JOB: Copy every line of the following data that includes the string "单位为毫米".

Data entries:

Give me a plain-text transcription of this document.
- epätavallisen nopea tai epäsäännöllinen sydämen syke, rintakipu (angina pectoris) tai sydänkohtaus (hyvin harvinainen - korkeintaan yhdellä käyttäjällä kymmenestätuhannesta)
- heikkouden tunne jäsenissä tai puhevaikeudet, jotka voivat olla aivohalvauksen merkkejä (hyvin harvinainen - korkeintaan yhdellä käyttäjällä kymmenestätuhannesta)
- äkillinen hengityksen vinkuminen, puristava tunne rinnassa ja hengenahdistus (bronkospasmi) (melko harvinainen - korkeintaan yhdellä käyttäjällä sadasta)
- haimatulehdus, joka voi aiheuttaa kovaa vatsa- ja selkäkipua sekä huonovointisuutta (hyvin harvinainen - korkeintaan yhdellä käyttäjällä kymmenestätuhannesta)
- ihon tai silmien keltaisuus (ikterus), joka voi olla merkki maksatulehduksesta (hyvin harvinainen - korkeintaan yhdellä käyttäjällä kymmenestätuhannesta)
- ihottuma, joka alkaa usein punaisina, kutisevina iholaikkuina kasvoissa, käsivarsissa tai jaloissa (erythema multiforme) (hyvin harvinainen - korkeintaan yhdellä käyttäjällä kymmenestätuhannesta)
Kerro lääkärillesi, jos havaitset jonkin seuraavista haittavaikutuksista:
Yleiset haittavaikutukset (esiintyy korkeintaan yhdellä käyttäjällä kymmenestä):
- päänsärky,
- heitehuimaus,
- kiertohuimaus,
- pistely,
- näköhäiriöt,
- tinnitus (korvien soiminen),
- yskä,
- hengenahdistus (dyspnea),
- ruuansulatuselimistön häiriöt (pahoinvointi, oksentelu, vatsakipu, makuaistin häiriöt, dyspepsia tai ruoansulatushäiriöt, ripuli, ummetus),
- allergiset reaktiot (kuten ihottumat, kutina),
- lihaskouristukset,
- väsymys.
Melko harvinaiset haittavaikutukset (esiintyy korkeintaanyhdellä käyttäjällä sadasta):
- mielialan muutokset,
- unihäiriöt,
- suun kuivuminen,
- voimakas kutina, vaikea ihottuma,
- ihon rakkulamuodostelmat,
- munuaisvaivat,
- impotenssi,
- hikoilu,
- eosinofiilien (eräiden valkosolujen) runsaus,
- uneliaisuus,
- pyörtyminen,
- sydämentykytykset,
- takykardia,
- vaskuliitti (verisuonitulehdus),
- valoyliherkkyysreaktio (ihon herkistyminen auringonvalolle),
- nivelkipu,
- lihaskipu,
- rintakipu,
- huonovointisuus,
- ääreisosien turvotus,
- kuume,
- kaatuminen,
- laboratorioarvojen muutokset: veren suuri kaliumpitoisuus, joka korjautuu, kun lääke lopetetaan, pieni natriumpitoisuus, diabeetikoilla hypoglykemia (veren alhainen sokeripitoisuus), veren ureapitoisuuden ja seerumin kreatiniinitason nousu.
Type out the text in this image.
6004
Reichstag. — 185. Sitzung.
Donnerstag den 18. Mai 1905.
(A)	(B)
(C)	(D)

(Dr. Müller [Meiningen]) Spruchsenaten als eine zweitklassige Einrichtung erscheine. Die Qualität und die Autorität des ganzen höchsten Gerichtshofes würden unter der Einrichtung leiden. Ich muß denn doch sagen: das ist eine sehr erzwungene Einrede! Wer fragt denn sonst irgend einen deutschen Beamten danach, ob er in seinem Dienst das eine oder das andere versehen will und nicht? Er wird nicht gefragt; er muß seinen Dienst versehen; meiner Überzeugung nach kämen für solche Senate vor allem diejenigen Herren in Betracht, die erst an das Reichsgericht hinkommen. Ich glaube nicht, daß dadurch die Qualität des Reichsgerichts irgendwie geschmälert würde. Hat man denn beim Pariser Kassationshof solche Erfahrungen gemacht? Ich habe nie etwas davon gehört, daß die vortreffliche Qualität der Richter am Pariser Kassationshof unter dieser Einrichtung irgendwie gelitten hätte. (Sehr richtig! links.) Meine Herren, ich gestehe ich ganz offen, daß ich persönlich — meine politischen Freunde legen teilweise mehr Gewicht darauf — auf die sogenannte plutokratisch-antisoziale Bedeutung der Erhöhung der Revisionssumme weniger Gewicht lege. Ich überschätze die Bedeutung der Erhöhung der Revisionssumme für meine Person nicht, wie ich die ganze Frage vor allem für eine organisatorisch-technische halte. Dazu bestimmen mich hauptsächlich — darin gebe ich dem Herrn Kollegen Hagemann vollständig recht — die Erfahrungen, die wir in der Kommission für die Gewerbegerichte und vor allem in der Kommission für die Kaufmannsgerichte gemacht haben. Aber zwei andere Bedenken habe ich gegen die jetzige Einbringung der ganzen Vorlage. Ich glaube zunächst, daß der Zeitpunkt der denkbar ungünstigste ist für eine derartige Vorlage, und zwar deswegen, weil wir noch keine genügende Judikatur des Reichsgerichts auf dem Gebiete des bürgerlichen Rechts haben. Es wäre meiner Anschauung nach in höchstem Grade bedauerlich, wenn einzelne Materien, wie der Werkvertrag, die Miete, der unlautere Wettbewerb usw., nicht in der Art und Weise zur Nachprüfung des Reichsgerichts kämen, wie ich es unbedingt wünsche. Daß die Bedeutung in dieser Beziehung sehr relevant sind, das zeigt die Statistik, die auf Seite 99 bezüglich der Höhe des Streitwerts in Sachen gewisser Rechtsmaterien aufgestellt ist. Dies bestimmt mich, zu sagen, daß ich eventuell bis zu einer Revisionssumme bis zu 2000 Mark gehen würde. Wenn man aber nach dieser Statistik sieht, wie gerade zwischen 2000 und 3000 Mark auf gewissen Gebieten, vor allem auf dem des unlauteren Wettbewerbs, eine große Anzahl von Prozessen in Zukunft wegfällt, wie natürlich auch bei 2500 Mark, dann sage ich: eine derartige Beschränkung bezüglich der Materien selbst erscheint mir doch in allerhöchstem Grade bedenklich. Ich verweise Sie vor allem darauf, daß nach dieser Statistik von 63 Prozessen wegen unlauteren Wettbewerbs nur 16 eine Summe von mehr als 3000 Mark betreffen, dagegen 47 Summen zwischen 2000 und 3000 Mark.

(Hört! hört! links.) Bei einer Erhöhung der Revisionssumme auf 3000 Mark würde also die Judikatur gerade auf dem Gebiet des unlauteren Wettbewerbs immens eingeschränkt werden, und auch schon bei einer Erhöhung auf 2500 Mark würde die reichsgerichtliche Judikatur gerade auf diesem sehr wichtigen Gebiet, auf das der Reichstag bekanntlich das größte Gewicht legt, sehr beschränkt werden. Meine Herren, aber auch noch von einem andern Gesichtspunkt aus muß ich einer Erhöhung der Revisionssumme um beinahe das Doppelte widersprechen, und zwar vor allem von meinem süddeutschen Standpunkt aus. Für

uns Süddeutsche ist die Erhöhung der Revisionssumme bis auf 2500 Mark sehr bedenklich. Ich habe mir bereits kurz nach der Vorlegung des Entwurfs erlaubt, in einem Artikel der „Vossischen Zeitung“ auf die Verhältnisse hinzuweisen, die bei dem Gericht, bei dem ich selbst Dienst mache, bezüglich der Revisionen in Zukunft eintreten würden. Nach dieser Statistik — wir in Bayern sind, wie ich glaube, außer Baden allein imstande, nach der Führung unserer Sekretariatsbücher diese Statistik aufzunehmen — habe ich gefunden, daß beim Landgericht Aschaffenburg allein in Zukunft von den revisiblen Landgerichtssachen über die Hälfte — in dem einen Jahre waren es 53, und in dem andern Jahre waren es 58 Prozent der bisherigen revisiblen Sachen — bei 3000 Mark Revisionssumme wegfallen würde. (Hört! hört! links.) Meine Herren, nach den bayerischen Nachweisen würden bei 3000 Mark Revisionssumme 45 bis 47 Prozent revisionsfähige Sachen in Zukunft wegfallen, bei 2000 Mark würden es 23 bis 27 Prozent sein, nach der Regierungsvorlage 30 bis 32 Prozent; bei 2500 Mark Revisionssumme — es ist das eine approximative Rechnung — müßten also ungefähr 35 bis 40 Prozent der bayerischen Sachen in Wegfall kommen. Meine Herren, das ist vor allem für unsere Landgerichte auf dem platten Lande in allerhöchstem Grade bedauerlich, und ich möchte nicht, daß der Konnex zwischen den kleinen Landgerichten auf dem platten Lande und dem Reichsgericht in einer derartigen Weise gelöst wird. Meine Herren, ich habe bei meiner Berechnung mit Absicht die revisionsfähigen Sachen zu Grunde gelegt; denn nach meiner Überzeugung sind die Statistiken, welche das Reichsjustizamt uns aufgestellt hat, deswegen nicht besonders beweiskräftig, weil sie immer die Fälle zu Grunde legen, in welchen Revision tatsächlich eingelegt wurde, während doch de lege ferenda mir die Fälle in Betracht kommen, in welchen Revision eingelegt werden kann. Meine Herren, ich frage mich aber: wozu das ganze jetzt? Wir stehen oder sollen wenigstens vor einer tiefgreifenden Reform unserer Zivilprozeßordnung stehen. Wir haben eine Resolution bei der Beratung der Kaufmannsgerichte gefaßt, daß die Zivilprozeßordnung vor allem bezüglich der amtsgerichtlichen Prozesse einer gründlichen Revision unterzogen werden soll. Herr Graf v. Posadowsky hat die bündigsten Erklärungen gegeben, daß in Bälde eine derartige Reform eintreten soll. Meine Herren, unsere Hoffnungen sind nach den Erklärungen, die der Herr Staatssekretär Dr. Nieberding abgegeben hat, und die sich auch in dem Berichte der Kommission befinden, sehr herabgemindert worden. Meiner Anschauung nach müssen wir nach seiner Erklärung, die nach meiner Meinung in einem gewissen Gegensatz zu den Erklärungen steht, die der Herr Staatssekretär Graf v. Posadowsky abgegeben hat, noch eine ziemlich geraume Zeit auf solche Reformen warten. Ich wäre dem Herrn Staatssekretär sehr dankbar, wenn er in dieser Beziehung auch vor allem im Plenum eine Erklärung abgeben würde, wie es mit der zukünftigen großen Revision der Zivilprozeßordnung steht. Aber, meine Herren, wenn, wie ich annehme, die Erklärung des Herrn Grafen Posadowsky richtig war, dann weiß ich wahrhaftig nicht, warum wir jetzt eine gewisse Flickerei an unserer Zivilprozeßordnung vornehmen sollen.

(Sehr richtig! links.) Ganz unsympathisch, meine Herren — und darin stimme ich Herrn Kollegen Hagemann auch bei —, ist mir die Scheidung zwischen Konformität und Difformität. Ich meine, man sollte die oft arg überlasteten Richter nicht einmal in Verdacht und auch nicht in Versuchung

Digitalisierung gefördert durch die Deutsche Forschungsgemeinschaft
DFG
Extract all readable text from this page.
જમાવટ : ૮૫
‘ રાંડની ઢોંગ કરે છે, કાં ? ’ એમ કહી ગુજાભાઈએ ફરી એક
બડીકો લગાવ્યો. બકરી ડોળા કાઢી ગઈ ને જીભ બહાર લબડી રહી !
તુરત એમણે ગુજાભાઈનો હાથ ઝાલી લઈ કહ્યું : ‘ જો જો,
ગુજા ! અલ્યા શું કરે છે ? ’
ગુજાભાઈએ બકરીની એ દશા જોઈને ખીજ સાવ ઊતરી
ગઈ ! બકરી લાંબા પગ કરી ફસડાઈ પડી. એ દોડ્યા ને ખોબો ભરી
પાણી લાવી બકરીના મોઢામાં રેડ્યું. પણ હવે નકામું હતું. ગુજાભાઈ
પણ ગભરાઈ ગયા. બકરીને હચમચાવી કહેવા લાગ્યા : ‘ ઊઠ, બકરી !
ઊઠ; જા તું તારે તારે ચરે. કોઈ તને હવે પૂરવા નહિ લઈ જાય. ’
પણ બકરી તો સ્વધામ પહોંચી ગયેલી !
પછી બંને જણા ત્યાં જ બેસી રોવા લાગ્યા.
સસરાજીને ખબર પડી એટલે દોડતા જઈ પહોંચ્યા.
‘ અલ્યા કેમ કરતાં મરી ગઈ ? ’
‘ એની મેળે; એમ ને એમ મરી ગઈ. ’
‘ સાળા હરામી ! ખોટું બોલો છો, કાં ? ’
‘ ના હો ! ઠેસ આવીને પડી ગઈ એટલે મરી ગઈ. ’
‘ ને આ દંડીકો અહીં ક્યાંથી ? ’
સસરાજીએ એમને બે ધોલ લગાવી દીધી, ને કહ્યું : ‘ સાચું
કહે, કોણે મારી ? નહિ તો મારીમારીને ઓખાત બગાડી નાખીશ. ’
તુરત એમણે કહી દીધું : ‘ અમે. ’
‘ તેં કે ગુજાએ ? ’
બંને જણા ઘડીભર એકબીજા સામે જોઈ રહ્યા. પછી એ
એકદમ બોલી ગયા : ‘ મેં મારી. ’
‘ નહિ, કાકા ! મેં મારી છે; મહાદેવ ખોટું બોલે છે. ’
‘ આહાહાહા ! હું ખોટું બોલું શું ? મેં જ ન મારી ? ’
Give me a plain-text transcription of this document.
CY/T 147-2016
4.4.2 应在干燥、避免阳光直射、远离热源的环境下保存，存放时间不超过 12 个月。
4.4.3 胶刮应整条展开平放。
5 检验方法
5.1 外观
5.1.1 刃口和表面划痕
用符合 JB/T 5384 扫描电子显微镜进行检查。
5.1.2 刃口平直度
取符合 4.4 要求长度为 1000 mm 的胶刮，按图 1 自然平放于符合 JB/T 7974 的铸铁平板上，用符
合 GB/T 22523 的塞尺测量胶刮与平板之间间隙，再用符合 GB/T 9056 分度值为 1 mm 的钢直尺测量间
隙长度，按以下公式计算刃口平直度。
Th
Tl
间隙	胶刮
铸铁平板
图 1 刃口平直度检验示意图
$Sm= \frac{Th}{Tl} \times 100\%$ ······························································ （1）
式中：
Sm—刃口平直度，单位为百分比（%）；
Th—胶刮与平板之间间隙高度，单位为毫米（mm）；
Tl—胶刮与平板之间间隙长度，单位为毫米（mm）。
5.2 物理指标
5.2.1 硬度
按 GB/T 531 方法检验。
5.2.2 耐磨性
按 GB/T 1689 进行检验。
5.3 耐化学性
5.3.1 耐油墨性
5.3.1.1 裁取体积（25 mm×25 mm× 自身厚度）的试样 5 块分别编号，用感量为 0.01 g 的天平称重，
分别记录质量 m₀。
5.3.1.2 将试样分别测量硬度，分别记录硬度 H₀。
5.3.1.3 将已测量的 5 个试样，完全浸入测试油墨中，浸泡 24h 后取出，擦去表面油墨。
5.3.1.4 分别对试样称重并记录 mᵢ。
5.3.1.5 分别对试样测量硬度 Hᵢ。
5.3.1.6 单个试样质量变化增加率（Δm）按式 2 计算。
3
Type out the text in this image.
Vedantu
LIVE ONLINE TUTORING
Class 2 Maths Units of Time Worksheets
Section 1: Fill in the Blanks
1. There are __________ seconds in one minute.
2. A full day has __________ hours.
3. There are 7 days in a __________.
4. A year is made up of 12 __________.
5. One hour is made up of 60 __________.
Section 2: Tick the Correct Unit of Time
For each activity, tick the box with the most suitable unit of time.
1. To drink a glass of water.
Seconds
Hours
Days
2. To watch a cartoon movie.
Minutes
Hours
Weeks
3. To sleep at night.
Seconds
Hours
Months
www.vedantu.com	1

CORRECT RESPONSE:
Th—胶刮与平板之间间隙高度，单位为毫米（mm）；
Tl—胶刮与平板之间间隙长度，单位为毫米（mm）。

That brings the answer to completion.